WORK REQUIRED | Type every record exactly as it appears.

============================================================

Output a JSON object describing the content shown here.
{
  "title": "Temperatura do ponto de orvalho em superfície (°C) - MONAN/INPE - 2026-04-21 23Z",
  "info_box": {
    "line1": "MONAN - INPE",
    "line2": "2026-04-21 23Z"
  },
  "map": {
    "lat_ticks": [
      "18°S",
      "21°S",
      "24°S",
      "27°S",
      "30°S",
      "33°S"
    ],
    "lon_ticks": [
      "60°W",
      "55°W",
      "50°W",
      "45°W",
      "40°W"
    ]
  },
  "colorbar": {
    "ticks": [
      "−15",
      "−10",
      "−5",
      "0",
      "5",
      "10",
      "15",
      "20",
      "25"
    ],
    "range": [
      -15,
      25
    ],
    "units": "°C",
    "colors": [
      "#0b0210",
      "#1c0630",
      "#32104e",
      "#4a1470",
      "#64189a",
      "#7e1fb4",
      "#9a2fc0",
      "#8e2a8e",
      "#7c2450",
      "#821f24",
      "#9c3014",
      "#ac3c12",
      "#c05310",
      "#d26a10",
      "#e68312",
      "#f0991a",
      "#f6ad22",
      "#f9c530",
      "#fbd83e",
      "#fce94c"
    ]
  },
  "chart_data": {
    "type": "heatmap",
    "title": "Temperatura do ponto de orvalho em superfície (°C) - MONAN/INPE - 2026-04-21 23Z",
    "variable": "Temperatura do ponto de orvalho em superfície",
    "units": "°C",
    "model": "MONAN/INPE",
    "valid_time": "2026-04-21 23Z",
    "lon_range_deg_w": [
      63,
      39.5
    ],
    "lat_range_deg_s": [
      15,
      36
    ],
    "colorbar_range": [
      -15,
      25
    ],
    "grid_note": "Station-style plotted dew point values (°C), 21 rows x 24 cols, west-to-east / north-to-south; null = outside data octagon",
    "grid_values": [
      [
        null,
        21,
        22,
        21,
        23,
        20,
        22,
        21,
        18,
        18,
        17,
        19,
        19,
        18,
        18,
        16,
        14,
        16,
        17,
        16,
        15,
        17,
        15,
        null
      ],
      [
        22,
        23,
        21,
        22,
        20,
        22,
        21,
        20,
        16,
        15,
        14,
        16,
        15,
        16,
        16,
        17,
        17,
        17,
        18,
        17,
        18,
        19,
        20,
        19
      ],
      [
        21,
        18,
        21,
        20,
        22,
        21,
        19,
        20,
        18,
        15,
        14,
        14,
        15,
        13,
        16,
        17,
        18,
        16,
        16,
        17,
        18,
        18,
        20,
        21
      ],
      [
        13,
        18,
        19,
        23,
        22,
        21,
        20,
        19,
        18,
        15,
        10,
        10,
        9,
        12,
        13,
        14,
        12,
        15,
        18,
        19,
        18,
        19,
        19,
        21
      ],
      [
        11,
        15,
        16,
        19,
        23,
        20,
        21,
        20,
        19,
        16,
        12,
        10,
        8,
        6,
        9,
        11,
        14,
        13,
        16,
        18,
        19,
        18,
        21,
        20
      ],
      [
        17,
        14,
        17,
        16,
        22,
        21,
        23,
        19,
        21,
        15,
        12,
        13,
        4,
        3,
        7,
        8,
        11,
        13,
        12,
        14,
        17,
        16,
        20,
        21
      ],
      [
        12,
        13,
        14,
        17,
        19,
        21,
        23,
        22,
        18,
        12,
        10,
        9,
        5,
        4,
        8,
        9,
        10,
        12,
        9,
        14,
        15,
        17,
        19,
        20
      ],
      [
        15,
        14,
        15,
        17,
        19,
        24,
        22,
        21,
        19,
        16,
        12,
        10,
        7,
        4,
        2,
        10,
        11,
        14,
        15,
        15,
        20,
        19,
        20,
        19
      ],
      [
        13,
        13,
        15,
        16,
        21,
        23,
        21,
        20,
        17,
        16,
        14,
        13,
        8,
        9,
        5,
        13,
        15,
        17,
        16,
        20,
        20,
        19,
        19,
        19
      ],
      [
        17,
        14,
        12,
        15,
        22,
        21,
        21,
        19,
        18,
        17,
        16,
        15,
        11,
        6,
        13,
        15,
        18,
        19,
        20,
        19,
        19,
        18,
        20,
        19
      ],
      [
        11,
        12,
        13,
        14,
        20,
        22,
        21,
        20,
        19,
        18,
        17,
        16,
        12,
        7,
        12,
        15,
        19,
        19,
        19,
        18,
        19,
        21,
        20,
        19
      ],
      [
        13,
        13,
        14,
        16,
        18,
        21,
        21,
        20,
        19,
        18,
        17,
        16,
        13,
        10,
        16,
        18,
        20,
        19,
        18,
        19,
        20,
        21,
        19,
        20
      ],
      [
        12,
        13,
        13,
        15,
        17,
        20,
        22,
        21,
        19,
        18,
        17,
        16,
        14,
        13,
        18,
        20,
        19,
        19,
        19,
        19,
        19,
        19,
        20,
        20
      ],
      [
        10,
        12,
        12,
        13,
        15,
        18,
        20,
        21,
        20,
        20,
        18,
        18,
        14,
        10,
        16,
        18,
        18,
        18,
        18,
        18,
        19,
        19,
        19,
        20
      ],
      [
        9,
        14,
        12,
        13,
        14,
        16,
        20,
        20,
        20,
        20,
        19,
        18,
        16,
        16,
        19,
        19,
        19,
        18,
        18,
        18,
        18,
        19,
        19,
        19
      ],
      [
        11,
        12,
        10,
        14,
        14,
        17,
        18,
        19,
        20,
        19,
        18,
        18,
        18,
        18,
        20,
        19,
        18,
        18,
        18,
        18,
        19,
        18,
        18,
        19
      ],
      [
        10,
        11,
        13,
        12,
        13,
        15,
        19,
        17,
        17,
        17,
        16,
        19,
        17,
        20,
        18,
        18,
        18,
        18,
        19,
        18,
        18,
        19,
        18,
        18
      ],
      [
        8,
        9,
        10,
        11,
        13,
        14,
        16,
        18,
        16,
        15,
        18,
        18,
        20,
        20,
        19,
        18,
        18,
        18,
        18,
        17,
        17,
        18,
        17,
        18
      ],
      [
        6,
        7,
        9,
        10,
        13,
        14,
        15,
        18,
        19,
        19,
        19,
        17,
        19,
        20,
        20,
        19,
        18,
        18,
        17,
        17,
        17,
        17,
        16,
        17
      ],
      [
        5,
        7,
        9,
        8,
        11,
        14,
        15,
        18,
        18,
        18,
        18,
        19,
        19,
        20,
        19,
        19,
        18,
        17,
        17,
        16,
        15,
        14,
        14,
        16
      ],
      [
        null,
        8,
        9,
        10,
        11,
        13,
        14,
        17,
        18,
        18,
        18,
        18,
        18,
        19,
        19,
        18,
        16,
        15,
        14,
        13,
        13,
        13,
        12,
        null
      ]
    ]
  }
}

============================================================

EXERCISE ANSWER |
Output a JSON object describing the content shown here.
{
  "title": "Temperatura do ponto de orvalho em superfície (°C) - MONAN/INPE - 2026-04-21 23Z",
  "info_box": {
    "line1": "MONAN - INPE",
    "line2": "2026-04-21 23Z"
  },
  "map": {
    "lat_ticks": [
      "18°S",
      "21°S",
      "24°S",
      "27°S",
      "30°S",
      "33°S"
    ],
    "lon_ticks": [
      "60°W",
      "55°W",
      "50°W",
      "45°W",
      "40°W"
    ]
  },
  "colorbar": {
    "ticks": [
      "−15",
      "−10",
      "−5",
      "0",
      "5",
      "10",
      "15",
      "20",
      "25"
    ],
    "range": [
      -15,
      25
    ],
    "units": "°C",
    "colors": [
      "#0b0210",
      "#1c0630",
      "#32104e",
      "#4a1470",
      "#64189a",
      "#7e1fb4",
      "#9a2fc0",
      "#8e2a8e",
      "#7c2450",
      "#821f24",
      "#9c3014",
      "#ac3c12",
      "#c05310",
      "#d26a10",
      "#e68312",
      "#f0991a",
      "#f6ad22",
      "#f9c530",
      "#fbd83e",
      "#fce94c"
    ]
  },
  "chart_data": {
    "type": "heatmap",
    "title": "Temperatura do ponto de orvalho em superfície (°C) - MONAN/INPE - 2026-04-21 23Z",
    "variable": "Temperatura do ponto de orvalho em superfície",
    "units": "°C",
    "model": "MONAN/INPE",
    "valid_time": "2026-04-21 23Z",
    "lon_range_deg_w": [
      63,
      39.5
    ],
    "lat_range_deg_s": [
      15,
      36
    ],
    "colorbar_range": [
      -15,
      25
    ],
    "grid_note": "Station-style plotted dew point values (°C), 21 rows x 24 cols, west-to-east / north-to-south; null = outside data octagon",
    "grid_values": [
      [
        null,
        21,
        22,
        21,
        23,
        20,
        22,
        21,
        18,
        18,
        17,
        19,
        19,
        18,
        18,
        16,
        14,
        16,
        17,
        16,
        15,
        17,
        15,
        null
      ],
      [
        22,
        23,
        21,
        22,
        20,
        22,
        21,
        20,
        16,
        15,
        14,
        16,
        15,
        16,
        16,
        17,
        17,
        17,
        18,
        17,
        18,
        19,
        20,
        19
      ],
      [
        21,
        18,
        21,
        20,
        22,
        21,
        19,
        20,
        18,
        15,
        14,
        14,
        15,
        13,
        16,
        17,
        18,
        16,
        16,
        17,
        18,
        18,
        20,
        21
      ],
      [
        13,
        18,
        19,
        23,
        22,
        21,
        20,
        19,
        18,
        15,
        10,
        10,
        9,
        12,
        13,
        14,
        12,
        15,
        18,
        19,
        18,
        19,
        19,
        21
      ],
      [
        11,
        15,
        16,
        19,
        23,
        20,
        21,
        20,
        19,
        16,
        12,
        10,
        8,
        6,
        9,
        11,
        14,
        13,
        16,
        18,
        19,
        18,
        21,
        20
      ],
      [
        17,
        14,
        17,
        16,
        22,
        21,
        23,
        19,
        21,
        15,
        12,
        13,
        4,
        3,
        7,
        8,
        11,
        13,
        12,
        14,
        17,
        16,
        20,
        21
      ],
      [
        12,
        13,
        14,
        17,
        19,
        21,
        23,
        22,
        18,
        12,
        10,
        9,
        5,
        4,
        8,
        9,
        10,
        12,
        9,
        14,
        15,
        17,
        19,
        20
      ],
      [
        15,
        14,
        15,
        17,
        19,
        24,
        22,
        21,
        19,
        16,
        12,
        10,
        7,
        4,
        2,
        10,
        11,
        14,
        15,
        15,
        20,
        19,
        20,
        19
      ],
      [
        13,
        13,
        15,
        16,
        21,
        23,
        21,
        20,
        17,
        16,
        14,
        13,
        8,
        9,
        5,
        13,
        15,
        17,
        16,
        20,
        20,
        19,
        19,
        19
      ],
      [
        17,
        14,
        12,
        15,
        22,
        21,
        21,
        19,
        18,
        17,
        16,
        15,
        11,
        6,
        13,
        15,
        18,
        19,
        20,
        19,
        19,
        18,
        20,
        19
      ],
      [
        11,
        12,
        13,
        14,
        20,
        22,
        21,
        20,
        19,
        18,
        17,
        16,
        12,
        7,
        12,
        15,
        19,
        19,
        19,
        18,
        19,
        21,
        20,
        19
      ],
      [
        13,
        13,
        14,
        16,
        18,
        21,
        21,
        20,
        19,
        18,
        17,
        16,
        13,
        10,
        16,
        18,
        20,
        19,
        18,
        19,
        20,
        21,
        19,
        20
      ],
      [
        12,
        13,
        13,
        15,
        17,
        20,
        22,
        21,
        19,
        18,
        17,
        16,
        14,
        13,
        18,
        20,
        19,
        19,
        19,
        19,
        19,
        19,
        20,
        20
      ],
      [
        10,
        12,
        12,
        13,
        15,
        18,
        20,
        21,
        20,
        20,
        18,
        18,
        14,
        10,
        16,
        18,
        18,
        18,
        18,
        18,
        19,
        19,
        19,
        20
      ],
      [
        9,
        14,
        12,
        13,
        14,
        16,
        20,
        20,
        20,
        20,
        19,
        18,
        16,
        16,
        19,
        19,
        19,
        18,
        18,
        18,
        18,
        19,
        19,
        19
      ],
      [
        11,
        12,
        10,
        14,
        14,
        17,
        18,
        19,
        20,
        19,
        18,
        18,
        18,
        18,
        20,
        19,
        18,
        18,
        18,
        18,
        19,
        18,
        18,
        19
      ],
      [
        10,
        11,
        13,
        12,
        13,
        15,
        19,
        17,
        17,
        17,
        16,
        19,
        17,
        20,
        18,
        18,
        18,
        18,
        19,
        18,
        18,
        19,
        18,
        18
      ],
      [
        8,
        9,
        10,
        11,
        13,
        14,
        16,
        18,
        16,
        15,
        18,
        18,
        20,
        20,
        19,
        18,
        18,
        18,
        18,
        17,
        17,
        18,
        17,
        18
      ],
      [
        6,
        7,
        9,
        10,
        13,
        14,
        15,
        18,
        19,
        19,
        19,
        17,
        19,
        20,
        20,
        19,
        18,
        18,
        17,
        17,
        17,
        17,
        16,
        17
      ],
      [
        5,
        7,
        9,
        8,
        11,
        14,
        15,
        18,
        18,
        18,
        18,
        19,
        19,
        20,
        19,
        19,
        18,
        17,
        17,
        16,
        15,
        14,
        14,
        16
      ],
      [
        null,
        8,
        9,
        10,
        11,
        13,
        14,
        17,
        18,
        18,
        18,
        18,
        18,
        19,
        19,
        18,
        16,
        15,
        14,
        13,
        13,
        13,
        12,
        null
      ]
    ]
  }
}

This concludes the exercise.